▶ **Task prompt**: Return all lines where the word "BLOCK" can be found.

▶ **Data extract**:
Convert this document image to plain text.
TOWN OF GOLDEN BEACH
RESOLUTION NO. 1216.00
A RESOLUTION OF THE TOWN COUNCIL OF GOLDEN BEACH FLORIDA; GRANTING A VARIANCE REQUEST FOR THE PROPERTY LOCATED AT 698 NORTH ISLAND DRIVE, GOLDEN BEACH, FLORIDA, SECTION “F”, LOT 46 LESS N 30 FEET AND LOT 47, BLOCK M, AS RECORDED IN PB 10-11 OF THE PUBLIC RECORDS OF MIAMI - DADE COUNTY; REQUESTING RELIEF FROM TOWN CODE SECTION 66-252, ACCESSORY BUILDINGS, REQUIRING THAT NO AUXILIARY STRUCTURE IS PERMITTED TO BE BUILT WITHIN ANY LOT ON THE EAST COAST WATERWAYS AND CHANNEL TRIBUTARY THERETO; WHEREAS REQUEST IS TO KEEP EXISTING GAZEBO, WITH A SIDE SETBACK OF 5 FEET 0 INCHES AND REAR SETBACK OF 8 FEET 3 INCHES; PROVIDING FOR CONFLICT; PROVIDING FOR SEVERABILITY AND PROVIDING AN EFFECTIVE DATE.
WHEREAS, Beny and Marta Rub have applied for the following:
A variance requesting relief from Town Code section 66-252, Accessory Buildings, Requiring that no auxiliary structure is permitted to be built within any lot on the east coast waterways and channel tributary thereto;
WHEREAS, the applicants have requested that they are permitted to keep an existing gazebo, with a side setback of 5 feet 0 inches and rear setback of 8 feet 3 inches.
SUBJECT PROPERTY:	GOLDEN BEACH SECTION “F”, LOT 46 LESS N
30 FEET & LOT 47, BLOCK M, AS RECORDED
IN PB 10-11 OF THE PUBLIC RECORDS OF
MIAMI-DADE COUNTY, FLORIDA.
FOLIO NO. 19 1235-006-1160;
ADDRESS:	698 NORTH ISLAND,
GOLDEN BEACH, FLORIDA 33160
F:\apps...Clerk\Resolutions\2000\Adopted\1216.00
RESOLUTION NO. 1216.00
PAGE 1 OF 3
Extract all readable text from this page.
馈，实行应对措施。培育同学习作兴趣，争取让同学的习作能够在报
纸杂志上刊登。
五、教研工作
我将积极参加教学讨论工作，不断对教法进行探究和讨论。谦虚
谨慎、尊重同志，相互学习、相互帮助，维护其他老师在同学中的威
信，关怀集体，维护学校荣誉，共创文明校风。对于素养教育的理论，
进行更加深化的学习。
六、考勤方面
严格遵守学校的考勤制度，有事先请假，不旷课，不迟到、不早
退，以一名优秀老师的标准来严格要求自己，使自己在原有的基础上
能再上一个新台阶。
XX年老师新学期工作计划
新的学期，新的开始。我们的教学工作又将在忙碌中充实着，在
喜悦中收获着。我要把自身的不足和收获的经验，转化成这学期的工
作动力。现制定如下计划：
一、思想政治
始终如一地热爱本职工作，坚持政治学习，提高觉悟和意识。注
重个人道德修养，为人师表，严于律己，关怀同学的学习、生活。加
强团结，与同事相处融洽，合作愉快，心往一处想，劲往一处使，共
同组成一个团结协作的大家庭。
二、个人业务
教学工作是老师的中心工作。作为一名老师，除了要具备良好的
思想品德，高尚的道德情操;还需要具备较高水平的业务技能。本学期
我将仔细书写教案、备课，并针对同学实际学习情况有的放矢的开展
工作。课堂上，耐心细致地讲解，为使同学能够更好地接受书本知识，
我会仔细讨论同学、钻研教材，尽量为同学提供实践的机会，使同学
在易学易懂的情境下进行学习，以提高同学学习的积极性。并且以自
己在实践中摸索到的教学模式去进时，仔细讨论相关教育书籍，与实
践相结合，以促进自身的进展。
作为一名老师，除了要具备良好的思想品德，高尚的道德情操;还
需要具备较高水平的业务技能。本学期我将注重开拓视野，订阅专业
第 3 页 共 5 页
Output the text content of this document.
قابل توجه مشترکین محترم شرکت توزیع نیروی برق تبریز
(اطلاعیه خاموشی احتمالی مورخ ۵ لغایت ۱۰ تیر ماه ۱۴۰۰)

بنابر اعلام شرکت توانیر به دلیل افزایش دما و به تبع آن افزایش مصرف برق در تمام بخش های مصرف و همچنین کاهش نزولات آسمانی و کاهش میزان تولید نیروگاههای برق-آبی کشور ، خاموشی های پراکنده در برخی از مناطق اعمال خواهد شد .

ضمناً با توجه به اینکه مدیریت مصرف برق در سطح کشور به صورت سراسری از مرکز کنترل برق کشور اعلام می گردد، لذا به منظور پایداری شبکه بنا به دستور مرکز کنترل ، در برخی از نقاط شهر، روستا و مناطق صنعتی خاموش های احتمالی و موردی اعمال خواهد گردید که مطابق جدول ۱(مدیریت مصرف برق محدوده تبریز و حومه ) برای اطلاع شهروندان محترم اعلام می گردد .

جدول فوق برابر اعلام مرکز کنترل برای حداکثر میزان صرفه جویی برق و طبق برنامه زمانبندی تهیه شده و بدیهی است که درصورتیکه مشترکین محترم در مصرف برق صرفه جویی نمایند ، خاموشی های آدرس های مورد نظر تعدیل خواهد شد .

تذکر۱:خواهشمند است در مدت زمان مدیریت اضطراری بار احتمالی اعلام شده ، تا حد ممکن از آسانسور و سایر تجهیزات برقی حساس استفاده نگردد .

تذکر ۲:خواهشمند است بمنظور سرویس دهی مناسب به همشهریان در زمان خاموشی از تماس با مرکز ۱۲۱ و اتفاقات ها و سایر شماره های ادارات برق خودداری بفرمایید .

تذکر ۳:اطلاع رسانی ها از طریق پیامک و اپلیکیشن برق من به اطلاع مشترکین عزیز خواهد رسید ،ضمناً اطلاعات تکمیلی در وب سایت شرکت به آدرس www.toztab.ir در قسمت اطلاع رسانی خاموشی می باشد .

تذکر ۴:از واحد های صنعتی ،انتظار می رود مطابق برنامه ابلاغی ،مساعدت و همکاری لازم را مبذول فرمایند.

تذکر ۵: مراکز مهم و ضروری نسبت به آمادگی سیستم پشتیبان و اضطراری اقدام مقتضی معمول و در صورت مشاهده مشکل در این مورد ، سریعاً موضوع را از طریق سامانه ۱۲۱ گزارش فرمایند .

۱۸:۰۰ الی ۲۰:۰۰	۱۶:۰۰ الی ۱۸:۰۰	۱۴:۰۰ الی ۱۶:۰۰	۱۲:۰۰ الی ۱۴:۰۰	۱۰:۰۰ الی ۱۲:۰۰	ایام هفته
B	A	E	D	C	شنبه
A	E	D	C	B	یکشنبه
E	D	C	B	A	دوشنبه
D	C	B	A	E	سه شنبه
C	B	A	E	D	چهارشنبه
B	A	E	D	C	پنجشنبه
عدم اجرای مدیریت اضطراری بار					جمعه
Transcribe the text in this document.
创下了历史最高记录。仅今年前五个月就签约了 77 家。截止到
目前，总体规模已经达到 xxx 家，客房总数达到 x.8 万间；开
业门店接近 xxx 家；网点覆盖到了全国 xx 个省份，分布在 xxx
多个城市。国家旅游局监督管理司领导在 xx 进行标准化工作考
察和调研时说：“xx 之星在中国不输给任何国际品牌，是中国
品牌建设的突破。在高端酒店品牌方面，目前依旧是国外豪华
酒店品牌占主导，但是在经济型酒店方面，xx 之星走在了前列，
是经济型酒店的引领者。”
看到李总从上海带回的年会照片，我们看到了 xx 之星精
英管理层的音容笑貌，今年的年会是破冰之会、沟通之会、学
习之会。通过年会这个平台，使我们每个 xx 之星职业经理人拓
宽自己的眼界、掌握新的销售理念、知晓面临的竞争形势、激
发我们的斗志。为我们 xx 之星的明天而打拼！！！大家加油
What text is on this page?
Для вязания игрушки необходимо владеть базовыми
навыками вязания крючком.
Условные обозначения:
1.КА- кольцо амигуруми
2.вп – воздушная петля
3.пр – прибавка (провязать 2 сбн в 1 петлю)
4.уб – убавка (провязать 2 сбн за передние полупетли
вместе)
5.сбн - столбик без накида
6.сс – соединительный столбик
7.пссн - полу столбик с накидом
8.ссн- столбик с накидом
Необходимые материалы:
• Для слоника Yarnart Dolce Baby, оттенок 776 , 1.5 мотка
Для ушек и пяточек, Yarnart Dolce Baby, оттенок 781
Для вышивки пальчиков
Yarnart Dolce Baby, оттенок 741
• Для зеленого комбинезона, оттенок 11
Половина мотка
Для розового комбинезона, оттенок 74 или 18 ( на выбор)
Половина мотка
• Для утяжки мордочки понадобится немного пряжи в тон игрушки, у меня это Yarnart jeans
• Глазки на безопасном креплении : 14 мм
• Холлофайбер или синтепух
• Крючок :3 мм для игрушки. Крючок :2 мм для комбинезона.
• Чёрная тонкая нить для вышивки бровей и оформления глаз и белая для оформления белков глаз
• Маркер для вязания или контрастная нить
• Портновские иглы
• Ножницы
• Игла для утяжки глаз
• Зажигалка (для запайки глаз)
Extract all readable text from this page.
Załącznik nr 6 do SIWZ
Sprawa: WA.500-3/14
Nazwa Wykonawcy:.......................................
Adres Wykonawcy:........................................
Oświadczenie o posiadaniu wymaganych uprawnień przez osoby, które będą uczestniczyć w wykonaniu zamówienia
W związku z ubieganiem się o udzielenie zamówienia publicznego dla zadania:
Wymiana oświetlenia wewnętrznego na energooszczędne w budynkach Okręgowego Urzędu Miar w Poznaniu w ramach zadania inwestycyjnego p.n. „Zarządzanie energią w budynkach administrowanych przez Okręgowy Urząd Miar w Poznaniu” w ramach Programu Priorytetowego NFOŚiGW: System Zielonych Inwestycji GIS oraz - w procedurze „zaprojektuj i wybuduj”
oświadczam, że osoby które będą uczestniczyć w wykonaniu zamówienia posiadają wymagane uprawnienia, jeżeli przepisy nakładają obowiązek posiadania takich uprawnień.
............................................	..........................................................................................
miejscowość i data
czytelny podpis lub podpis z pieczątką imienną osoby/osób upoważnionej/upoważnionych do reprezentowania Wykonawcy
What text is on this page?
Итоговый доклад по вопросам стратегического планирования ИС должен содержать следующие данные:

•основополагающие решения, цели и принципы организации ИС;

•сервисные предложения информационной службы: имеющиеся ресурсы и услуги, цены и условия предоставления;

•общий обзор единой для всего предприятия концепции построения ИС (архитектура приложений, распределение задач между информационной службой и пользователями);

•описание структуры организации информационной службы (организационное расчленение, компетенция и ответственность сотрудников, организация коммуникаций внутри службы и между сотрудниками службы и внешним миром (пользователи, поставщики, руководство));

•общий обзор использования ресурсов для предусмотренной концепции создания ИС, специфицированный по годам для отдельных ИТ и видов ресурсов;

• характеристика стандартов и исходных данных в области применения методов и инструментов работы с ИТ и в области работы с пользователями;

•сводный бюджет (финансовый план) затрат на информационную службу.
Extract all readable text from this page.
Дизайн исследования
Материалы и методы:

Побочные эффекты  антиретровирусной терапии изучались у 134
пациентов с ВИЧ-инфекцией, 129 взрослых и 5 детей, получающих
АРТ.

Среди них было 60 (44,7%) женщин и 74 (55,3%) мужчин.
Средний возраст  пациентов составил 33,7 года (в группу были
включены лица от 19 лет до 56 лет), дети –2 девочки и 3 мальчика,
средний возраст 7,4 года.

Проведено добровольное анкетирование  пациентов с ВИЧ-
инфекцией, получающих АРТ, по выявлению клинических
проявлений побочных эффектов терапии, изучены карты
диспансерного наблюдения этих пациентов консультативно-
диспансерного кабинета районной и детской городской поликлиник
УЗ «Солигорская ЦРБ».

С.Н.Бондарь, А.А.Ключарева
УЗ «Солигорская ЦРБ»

▶ **Exercise output**:
A RESOLUTION OF THE TOWN COUNCIL OF GOLDEN BEACH FLORIDA; GRANTING A VARIANCE REQUEST FOR THE PROPERTY LOCATED AT 698 NORTH ISLAND DRIVE, GOLDEN BEACH, FLORIDA, SECTION “F”, LOT 46 LESS N 30 FEET AND LOT 47, BLOCK M, AS RECORDED IN PB 10-11 OF THE PUBLIC RECORDS OF MIAMI - DADE COUNTY; REQUESTING RELIEF FROM TOWN CODE SECTION 66-252, ACCESSORY BUILDINGS, REQUIRING THAT NO AUXILIARY STRUCTURE IS PERMITTED TO BE BUILT WITHIN ANY LOT ON THE EAST COAST WATERWAYS AND CHANNEL TRIBUTARY THERETO; WHEREAS REQUEST IS TO KEEP EXISTING GAZEBO, WITH A SIDE SETBACK OF 5 FEET 0 INCHES AND REAR SETBACK OF 8 FEET 3 INCHES; PROVIDING FOR CONFLICT; PROVIDING FOR SEVERABILITY AND PROVIDING AN EFFECTIVE DATE.
30 FEET & LOT 47, BLOCK M, AS RECORDED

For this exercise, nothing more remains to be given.